PROBLEM STATEMENT
Give only the number of lines in the records that include the string "грантов".

RECORDS PROVIDED
[start]

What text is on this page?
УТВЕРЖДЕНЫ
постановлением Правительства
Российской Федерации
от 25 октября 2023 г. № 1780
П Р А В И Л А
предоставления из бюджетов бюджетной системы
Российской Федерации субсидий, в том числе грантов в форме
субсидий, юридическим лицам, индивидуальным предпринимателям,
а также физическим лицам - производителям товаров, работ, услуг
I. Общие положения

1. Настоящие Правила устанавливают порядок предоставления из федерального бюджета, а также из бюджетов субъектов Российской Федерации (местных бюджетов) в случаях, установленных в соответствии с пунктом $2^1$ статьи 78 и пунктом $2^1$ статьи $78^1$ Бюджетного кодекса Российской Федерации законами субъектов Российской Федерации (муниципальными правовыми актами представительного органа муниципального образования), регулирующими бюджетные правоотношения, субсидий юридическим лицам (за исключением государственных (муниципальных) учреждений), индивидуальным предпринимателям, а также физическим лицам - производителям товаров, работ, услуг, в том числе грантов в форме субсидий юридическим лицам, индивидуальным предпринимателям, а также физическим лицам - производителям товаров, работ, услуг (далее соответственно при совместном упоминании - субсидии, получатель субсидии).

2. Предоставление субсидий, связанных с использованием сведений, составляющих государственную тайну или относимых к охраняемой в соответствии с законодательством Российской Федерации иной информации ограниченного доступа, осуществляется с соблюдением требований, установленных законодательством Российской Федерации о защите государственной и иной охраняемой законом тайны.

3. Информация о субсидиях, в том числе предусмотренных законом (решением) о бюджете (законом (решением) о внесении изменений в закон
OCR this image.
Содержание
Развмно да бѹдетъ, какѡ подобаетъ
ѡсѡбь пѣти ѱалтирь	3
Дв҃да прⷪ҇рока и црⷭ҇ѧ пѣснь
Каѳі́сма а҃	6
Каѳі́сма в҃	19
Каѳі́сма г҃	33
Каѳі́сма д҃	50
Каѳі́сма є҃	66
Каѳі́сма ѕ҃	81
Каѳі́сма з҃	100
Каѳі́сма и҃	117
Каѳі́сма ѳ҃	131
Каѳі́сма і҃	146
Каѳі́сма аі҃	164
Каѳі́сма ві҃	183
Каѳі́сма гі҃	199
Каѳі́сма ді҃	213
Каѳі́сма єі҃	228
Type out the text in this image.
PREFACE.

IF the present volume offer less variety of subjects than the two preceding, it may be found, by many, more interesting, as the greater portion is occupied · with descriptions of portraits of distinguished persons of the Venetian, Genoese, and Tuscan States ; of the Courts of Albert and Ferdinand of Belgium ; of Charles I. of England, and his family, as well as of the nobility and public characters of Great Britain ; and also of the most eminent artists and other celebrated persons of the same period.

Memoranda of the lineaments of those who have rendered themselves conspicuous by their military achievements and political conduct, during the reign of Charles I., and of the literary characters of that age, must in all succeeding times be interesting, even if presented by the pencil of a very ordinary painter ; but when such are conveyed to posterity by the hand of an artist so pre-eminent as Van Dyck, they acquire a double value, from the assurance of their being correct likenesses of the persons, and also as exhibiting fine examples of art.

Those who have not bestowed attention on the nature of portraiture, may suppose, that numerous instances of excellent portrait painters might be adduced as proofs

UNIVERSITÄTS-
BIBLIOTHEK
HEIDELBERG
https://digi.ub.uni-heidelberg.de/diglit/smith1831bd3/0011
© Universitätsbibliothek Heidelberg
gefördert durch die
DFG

[end]

FULL SOLUTION
2